DIRECTIONS FOR THIS TASK:
Show every line where "lightgreen" occurs.

DATASET ROWS:
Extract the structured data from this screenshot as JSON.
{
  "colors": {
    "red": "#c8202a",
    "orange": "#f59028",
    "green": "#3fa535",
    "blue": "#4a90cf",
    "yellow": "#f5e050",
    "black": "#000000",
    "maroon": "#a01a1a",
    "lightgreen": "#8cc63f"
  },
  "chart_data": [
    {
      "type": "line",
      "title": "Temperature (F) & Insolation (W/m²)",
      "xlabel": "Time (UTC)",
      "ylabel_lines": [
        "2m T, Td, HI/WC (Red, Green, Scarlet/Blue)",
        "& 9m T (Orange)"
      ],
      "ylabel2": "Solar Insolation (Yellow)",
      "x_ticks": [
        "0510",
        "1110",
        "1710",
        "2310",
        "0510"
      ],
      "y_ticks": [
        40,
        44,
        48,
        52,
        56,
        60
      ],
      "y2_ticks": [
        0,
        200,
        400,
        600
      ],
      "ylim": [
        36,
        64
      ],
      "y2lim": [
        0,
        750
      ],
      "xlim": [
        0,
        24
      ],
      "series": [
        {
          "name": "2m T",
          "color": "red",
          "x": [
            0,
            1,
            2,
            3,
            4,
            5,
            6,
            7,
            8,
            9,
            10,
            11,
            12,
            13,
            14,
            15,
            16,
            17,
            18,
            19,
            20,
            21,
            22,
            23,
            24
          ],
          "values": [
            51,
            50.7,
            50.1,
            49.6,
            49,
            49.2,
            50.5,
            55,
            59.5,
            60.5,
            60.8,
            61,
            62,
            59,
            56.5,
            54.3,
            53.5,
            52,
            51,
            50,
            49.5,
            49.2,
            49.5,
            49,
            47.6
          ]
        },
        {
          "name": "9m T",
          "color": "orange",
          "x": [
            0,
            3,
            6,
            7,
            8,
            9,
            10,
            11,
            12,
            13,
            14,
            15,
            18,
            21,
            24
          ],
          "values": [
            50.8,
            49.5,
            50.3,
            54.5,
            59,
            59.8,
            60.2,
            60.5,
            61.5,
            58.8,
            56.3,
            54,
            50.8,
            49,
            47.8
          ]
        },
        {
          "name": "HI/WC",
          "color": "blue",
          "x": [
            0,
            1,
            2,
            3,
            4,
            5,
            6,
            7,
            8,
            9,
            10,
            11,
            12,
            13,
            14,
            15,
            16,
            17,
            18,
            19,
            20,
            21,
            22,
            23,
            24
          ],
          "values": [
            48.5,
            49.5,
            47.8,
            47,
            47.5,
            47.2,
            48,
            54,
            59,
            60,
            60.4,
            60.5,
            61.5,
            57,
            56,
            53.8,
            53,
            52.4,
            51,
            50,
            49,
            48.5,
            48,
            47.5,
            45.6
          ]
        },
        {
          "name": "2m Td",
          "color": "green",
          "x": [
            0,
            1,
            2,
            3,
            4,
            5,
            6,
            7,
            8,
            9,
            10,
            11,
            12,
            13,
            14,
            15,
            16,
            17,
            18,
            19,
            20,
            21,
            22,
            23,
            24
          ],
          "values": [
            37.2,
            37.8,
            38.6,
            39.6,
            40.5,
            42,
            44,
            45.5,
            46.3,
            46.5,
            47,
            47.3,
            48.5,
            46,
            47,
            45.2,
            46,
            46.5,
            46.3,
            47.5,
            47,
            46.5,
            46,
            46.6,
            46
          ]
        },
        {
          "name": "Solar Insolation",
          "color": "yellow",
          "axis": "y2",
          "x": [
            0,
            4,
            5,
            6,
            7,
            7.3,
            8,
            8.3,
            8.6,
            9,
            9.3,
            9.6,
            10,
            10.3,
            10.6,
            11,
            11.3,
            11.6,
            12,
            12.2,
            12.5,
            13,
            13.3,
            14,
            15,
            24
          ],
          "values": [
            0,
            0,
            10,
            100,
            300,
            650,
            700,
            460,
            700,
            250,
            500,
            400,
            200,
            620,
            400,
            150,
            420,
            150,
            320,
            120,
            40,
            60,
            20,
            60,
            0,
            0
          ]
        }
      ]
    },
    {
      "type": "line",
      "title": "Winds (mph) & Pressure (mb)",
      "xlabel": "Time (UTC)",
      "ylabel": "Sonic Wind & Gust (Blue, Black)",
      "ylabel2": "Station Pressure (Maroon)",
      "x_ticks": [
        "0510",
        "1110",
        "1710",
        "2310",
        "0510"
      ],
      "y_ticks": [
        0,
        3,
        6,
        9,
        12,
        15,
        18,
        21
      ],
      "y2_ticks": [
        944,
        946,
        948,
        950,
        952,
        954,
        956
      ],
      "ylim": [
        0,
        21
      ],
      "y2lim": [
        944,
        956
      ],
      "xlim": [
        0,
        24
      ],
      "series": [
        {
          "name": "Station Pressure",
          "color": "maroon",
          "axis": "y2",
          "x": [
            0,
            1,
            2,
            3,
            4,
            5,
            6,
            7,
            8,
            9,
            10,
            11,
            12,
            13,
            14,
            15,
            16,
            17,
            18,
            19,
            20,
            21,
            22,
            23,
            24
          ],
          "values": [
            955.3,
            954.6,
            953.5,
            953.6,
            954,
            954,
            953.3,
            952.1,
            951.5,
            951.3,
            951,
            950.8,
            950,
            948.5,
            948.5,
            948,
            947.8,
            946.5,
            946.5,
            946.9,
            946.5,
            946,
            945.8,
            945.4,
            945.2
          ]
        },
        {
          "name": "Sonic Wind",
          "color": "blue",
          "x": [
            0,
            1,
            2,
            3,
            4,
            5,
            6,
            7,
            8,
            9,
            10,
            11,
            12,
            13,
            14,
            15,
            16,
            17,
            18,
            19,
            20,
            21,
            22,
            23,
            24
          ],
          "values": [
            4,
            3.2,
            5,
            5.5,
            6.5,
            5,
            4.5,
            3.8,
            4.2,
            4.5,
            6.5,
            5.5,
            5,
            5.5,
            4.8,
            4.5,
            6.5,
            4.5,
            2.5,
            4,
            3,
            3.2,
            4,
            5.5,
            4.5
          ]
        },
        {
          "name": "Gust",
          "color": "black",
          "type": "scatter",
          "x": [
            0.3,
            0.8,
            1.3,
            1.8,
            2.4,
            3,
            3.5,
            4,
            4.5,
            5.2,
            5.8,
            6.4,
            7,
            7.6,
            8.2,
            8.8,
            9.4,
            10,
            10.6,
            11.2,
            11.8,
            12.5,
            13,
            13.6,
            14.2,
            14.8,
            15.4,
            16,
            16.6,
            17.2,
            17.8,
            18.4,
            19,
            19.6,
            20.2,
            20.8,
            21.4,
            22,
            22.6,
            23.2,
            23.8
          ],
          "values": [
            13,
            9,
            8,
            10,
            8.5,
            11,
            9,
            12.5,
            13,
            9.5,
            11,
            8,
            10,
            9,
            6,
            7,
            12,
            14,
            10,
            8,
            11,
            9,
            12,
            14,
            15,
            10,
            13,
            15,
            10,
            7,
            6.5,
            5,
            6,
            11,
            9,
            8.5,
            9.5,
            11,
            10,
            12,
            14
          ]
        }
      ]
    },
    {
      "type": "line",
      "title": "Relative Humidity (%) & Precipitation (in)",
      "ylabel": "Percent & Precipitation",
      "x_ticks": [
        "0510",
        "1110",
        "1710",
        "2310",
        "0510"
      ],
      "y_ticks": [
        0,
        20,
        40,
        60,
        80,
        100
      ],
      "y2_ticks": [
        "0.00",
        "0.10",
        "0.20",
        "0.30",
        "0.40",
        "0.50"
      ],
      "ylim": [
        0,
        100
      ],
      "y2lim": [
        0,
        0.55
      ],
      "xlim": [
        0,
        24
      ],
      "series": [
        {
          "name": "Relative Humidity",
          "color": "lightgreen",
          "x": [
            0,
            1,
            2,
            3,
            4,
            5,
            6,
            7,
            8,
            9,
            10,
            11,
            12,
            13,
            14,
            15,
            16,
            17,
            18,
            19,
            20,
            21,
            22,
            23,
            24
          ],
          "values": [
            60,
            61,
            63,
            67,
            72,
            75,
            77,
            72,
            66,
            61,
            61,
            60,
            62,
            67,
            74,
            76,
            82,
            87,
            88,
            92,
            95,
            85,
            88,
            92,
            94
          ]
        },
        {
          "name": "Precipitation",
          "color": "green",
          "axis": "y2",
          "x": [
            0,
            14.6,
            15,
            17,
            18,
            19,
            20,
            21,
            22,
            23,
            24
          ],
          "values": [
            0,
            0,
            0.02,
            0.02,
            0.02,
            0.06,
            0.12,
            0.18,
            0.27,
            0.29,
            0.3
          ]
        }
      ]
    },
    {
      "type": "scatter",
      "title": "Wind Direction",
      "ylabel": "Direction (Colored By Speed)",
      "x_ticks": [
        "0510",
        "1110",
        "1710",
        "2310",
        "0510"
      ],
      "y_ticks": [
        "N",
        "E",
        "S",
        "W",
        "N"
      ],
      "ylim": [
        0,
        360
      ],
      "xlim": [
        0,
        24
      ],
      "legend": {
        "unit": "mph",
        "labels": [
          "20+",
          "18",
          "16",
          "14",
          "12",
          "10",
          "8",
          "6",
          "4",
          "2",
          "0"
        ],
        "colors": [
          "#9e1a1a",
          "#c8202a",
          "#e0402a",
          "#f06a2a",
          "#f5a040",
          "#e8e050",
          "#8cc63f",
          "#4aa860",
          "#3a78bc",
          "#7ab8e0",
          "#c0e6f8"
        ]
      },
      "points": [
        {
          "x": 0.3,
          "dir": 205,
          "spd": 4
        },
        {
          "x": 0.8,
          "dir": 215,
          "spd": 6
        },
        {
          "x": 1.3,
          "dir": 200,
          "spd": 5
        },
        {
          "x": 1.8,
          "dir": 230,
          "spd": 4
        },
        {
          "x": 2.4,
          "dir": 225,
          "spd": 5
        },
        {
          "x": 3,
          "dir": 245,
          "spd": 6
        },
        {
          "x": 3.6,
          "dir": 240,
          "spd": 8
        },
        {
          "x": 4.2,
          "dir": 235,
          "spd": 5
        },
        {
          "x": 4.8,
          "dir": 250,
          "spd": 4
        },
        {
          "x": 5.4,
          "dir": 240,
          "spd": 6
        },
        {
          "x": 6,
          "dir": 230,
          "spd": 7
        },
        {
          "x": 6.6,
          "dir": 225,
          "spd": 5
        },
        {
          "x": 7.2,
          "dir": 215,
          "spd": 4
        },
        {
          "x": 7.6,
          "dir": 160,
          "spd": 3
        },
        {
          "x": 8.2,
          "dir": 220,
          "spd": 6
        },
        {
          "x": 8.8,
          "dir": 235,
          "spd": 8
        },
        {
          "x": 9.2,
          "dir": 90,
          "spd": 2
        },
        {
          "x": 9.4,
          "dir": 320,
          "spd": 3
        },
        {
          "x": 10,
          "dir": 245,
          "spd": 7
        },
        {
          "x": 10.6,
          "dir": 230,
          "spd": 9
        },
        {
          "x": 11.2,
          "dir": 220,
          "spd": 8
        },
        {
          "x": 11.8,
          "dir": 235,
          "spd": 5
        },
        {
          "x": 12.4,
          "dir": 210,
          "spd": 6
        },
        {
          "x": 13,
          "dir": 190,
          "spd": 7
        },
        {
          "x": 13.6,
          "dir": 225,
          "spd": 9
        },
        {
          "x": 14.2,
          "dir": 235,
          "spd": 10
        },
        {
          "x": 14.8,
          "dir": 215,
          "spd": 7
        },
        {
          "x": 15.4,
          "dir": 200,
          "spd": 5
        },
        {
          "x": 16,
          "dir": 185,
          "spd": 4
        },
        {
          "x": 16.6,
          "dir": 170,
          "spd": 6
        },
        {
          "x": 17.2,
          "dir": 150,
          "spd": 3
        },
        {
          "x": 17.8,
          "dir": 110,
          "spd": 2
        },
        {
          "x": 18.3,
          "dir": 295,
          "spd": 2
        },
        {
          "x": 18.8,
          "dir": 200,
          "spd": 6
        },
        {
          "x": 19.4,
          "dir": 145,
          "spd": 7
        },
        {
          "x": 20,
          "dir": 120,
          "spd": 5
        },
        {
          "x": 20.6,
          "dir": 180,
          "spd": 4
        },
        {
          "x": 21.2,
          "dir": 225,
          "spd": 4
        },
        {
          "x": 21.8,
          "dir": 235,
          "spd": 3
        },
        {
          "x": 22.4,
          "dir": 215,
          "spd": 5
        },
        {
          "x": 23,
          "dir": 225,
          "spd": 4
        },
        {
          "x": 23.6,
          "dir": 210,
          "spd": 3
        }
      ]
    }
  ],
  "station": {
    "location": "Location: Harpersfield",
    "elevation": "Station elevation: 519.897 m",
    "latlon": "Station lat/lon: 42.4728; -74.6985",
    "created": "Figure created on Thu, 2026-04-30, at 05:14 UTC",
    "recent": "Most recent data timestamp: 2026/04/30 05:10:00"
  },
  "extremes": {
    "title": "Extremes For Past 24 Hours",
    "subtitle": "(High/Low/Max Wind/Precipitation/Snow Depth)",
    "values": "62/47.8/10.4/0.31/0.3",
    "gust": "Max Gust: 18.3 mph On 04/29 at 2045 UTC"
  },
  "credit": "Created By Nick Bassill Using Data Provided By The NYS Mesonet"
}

EXERCISE ANSWER:
    "lightgreen": "#8cc63f"
          "color": "lightgreen",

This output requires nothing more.